Records from a data collection
=-=-=

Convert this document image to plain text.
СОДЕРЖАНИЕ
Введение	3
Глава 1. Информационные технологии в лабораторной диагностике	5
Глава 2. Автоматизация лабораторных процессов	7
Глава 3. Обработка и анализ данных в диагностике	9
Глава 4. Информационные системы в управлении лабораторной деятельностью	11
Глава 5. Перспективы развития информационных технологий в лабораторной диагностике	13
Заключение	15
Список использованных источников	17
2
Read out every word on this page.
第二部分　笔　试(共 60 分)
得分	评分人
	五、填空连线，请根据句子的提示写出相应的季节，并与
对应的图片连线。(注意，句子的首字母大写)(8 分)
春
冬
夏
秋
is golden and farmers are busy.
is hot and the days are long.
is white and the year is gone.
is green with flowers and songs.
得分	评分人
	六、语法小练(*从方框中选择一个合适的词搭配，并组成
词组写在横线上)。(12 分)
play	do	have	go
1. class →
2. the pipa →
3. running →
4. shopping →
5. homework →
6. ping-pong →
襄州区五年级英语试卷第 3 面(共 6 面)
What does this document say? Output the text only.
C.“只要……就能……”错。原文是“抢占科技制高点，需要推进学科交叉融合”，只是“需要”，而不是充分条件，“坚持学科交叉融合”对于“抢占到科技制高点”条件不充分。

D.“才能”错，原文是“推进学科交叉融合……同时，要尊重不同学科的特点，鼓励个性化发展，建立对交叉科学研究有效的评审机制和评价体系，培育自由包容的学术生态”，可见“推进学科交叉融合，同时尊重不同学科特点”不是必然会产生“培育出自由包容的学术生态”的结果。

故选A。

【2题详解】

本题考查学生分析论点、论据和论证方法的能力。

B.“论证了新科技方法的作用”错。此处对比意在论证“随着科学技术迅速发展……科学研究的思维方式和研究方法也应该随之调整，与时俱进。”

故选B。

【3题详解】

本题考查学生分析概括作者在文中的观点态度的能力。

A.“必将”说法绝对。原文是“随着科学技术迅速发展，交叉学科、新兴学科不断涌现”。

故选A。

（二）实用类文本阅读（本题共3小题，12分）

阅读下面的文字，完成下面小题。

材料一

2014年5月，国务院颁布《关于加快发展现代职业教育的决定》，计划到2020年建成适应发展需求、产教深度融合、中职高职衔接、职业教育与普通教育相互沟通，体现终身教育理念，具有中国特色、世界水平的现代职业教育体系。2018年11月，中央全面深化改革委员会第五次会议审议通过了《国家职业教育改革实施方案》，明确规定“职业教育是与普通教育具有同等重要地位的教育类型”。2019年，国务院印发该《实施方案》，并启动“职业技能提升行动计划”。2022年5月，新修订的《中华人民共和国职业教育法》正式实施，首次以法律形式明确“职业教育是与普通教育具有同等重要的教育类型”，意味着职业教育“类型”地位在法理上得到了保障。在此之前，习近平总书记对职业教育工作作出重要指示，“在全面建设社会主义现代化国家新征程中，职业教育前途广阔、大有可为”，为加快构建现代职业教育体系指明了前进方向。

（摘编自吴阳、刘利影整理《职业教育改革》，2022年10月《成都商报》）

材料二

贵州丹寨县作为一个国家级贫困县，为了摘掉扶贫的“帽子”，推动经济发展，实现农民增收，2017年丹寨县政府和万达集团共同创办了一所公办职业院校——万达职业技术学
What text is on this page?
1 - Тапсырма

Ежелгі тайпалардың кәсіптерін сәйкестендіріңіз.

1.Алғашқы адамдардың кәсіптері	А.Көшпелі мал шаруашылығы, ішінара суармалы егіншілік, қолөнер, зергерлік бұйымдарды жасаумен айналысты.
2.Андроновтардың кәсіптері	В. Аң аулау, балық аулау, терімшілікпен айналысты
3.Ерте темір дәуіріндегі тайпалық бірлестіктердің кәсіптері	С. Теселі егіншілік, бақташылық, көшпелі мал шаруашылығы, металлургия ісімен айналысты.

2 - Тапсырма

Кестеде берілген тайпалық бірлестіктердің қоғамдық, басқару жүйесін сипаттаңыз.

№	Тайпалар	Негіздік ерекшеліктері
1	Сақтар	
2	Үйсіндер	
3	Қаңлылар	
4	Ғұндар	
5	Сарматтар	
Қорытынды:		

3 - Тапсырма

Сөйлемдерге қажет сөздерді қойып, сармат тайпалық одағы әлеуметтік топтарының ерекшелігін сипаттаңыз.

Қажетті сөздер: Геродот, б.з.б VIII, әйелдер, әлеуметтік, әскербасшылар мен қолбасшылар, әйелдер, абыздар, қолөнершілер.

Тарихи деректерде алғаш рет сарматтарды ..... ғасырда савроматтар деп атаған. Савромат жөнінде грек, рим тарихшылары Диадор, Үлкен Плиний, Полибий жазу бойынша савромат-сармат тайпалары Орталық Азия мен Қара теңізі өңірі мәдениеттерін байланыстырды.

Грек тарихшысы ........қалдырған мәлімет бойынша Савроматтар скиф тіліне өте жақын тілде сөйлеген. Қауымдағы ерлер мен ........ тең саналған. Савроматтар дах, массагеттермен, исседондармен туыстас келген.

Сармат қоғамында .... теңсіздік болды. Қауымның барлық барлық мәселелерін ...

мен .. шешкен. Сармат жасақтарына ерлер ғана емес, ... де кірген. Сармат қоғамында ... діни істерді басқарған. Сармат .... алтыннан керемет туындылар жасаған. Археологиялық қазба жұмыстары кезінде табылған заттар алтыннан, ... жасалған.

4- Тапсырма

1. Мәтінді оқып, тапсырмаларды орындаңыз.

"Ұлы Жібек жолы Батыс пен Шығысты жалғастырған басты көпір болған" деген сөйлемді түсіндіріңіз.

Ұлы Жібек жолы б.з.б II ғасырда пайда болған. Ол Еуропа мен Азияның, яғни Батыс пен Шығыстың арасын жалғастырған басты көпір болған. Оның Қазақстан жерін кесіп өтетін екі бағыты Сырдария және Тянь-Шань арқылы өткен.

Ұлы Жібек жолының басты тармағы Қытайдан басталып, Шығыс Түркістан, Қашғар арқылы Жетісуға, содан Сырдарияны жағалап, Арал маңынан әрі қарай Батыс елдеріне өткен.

=-=-=

◆ **WHAT NEEDS TO BE DONE**
Write out every line exactly as it stands.

◆ **TASK RESULT**
Convert this document image to plain text.
СОДЕРЖАНИЕ
Введение	3
Глава 1. Информационные технологии в лабораторной диагностике	5
Глава 2. Автоматизация лабораторных процессов	7
Глава 3. Обработка и анализ данных в диагностике	9
Глава 4. Информационные системы в управлении лабораторной деятельностью	11
Глава 5. Перспективы развития информационных технологий в лабораторной диагностике	13
Заключение	15
Список использованных источников	17
2
Read out every word on this page.
第二部分　笔　试(共 60 分)
得分	评分人
	五、填空连线，请根据句子的提示写出相应的季节，并与
对应的图片连线。(注意，句子的首字母大写)(8 分)
春
冬
夏
秋
is golden and farmers are busy.
is hot and the days are long.
is white and the year is gone.
is green with flowers and songs.
得分	评分人
	六、语法小练(*从方框中选择一个合适的词搭配，并组成
词组写在横线上)。(12 分)
play	do	have	go
1. class →
2. the pipa →
3. running →
4. shopping →
5. homework →
6. ping-pong →
襄州区五年级英语试卷第 3 面(共 6 面)
What does this document say? Output the text only.
C.“只要……就能……”错。原文是“抢占科技制高点，需要推进学科交叉融合”，只是“需要”，而不是充分条件，“坚持学科交叉融合”对于“抢占到科技制高点”条件不充分。

D.“才能”错，原文是“推进学科交叉融合……同时，要尊重不同学科的特点，鼓励个性化发展，建立对交叉科学研究有效的评审机制和评价体系，培育自由包容的学术生态”，可见“推进学科交叉融合，同时尊重不同学科特点”不是必然会产生“培育出自由包容的学术生态”的结果。

故选A。

【2题详解】

本题考查学生分析论点、论据和论证方法的能力。

B.“论证了新科技方法的作用”错。此处对比意在论证“随着科学技术迅速发展……科学研究的思维方式和研究方法也应该随之调整，与时俱进。”

故选B。

【3题详解】

本题考查学生分析概括作者在文中的观点态度的能力。

A.“必将”说法绝对。原文是“随着科学技术迅速发展，交叉学科、新兴学科不断涌现”。

故选A。

（二）实用类文本阅读（本题共3小题，12分）

阅读下面的文字，完成下面小题。

材料一

2014年5月，国务院颁布《关于加快发展现代职业教育的决定》，计划到2020年建成适应发展需求、产教深度融合、中职高职衔接、职业教育与普通教育相互沟通，体现终身教育理念，具有中国特色、世界水平的现代职业教育体系。2018年11月，中央全面深化改革委员会第五次会议审议通过了《国家职业教育改革实施方案》，明确规定“职业教育是与普通教育具有同等重要地位的教育类型”。2019年，国务院印发该《实施方案》，并启动“职业技能提升行动计划”。2022年5月，新修订的《中华人民共和国职业教育法》正式实施，首次以法律形式明确“职业教育是与普通教育具有同等重要的教育类型”，意味着职业教育“类型”地位在法理上得到了保障。在此之前，习近平总书记对职业教育工作作出重要指示，“在全面建设社会主义现代化国家新征程中，职业教育前途广阔、大有可为”，为加快构建现代职业教育体系指明了前进方向。

（摘编自吴阳、刘利影整理《职业教育改革》，2022年10月《成都商报》）

材料二

贵州丹寨县作为一个国家级贫困县，为了摘掉扶贫的“帽子”，推动经济发展，实现农民增收，2017年丹寨县政府和万达集团共同创办了一所公办职业院校——万达职业技术学
What text is on this page?
1 - Тапсырма

Ежелгі тайпалардың кәсіптерін сәйкестендіріңіз.

1.Алғашқы адамдардың кәсіптері	А.Көшпелі мал шаруашылығы, ішінара суармалы егіншілік, қолөнер, зергерлік бұйымдарды жасаумен айналысты.
2.Андроновтардың кәсіптері	В. Аң аулау, балық аулау, терімшілікпен айналысты
3.Ерте темір дәуіріндегі тайпалық бірлестіктердің кәсіптері	С. Теселі егіншілік, бақташылық, көшпелі мал шаруашылығы, металлургия ісімен айналысты.

2 - Тапсырма

Кестеде берілген тайпалық бірлестіктердің қоғамдық, басқару жүйесін сипаттаңыз.

№	Тайпалар	Негіздік ерекшеліктері
1	Сақтар	
2	Үйсіндер	
3	Қаңлылар	
4	Ғұндар	
5	Сарматтар	
Қорытынды:		

3 - Тапсырма

Сөйлемдерге қажет сөздерді қойып, сармат тайпалық одағы әлеуметтік топтарының ерекшелігін сипаттаңыз.

Қажетті сөздер: Геродот, б.з.б VIII, әйелдер, әлеуметтік, әскербасшылар мен қолбасшылар, әйелдер, абыздар, қолөнершілер.

Тарихи деректерде алғаш рет сарматтарды ..... ғасырда савроматтар деп атаған. Савромат жөнінде грек, рим тарихшылары Диадор, Үлкен Плиний, Полибий жазу бойынша савромат-сармат тайпалары Орталық Азия мен Қара теңізі өңірі мәдениеттерін байланыстырды.

Грек тарихшысы ........қалдырған мәлімет бойынша Савроматтар скиф тіліне өте жақын тілде сөйлеген. Қауымдағы ерлер мен ........ тең саналған. Савроматтар дах, массагеттермен, исседондармен туыстас келген.

Сармат қоғамында .... теңсіздік болды. Қауымның барлық барлық мәселелерін ...

мен .. шешкен. Сармат жасақтарына ерлер ғана емес, ... де кірген. Сармат қоғамында ... діни істерді басқарған. Сармат .... алтыннан керемет туындылар жасаған. Археологиялық қазба жұмыстары кезінде табылған заттар алтыннан, ... жасалған.

4- Тапсырма

1. Мәтінді оқып, тапсырмаларды орындаңыз.

"Ұлы Жібек жолы Батыс пен Шығысты жалғастырған басты көпір болған" деген сөйлемді түсіндіріңіз.

Ұлы Жібек жолы б.з.б II ғасырда пайда болған. Ол Еуропа мен Азияның, яғни Батыс пен Шығыстың арасын жалғастырған басты көпір болған. Оның Қазақстан жерін кесіп өтетін екі бағыты Сырдария және Тянь-Шань арқылы өткен.

Ұлы Жібек жолының басты тармағы Қытайдан басталып, Шығыс Түркістан, Қашғар арқылы Жетісуға, содан Сырдарияны жағалап, Арал маңынан әрі қарай Батыс елдеріне өткен.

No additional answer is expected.